## Set exercise
Below are some entries. Copy each line that holds the string "Capa".

-- start of Records to process --

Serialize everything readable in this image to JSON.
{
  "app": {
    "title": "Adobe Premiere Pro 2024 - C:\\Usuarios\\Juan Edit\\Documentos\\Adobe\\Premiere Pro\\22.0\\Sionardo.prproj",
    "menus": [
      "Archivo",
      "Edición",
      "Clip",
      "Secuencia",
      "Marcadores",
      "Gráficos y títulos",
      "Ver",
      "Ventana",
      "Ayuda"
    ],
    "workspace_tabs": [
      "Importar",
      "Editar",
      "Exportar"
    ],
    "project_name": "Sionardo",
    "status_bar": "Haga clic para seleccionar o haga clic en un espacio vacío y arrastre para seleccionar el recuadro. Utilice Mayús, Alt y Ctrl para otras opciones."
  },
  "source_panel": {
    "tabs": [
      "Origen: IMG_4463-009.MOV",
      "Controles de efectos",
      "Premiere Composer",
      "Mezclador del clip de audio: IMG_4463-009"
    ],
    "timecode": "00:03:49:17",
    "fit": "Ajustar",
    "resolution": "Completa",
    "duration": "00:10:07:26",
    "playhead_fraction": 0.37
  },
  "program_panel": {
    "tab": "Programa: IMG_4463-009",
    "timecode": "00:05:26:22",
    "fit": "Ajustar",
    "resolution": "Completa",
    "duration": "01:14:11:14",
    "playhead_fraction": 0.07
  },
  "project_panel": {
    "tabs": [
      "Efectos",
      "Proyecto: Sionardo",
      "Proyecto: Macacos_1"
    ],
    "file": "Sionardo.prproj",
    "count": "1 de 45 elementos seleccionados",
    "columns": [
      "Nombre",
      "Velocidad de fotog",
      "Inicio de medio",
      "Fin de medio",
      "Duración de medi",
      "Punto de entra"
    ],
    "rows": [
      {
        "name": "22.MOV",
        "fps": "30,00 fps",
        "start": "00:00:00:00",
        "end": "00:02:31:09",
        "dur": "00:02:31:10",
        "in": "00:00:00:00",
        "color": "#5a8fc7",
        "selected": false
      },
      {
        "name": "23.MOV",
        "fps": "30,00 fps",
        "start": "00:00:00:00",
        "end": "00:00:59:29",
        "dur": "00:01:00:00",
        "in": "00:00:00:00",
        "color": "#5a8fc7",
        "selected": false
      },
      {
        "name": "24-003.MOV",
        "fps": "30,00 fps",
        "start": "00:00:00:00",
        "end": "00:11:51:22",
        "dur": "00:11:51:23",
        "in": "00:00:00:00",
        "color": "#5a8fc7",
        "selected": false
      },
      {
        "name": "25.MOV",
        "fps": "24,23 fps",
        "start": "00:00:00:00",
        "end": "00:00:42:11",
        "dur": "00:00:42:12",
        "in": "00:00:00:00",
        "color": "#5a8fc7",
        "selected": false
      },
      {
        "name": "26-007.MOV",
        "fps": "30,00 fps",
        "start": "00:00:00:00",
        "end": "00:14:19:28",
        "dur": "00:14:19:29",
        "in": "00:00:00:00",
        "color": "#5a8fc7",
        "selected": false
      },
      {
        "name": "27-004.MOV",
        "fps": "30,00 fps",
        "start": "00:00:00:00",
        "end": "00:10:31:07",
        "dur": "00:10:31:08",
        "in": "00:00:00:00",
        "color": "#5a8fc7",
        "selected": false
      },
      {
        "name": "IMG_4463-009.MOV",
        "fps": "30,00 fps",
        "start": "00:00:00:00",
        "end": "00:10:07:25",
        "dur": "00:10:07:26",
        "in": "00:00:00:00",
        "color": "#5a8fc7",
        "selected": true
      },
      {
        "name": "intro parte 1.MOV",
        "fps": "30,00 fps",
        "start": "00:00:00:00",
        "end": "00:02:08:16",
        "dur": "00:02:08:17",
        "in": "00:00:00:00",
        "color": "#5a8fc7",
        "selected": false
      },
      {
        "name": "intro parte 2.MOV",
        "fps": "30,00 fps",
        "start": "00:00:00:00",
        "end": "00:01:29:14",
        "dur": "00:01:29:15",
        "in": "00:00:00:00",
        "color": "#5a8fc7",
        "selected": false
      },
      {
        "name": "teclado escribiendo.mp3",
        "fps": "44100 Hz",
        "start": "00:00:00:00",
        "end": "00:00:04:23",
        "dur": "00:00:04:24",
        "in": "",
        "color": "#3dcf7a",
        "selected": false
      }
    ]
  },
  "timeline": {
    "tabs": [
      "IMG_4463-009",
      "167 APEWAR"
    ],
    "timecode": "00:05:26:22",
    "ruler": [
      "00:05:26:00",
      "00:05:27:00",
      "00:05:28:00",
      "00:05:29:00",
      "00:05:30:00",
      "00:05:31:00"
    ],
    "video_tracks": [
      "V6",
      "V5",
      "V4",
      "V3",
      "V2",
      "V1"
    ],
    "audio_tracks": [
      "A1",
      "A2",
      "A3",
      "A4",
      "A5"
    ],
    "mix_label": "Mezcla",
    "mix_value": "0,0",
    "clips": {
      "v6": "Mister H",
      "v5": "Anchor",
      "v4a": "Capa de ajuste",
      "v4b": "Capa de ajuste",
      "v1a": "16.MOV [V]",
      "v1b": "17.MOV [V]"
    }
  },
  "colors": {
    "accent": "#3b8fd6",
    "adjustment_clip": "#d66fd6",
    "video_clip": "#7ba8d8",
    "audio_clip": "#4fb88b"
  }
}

-- end of Records to process --

## Expected answer
      "v4a": "Capa de ajuste",
      "v4b": "Capa de ajuste",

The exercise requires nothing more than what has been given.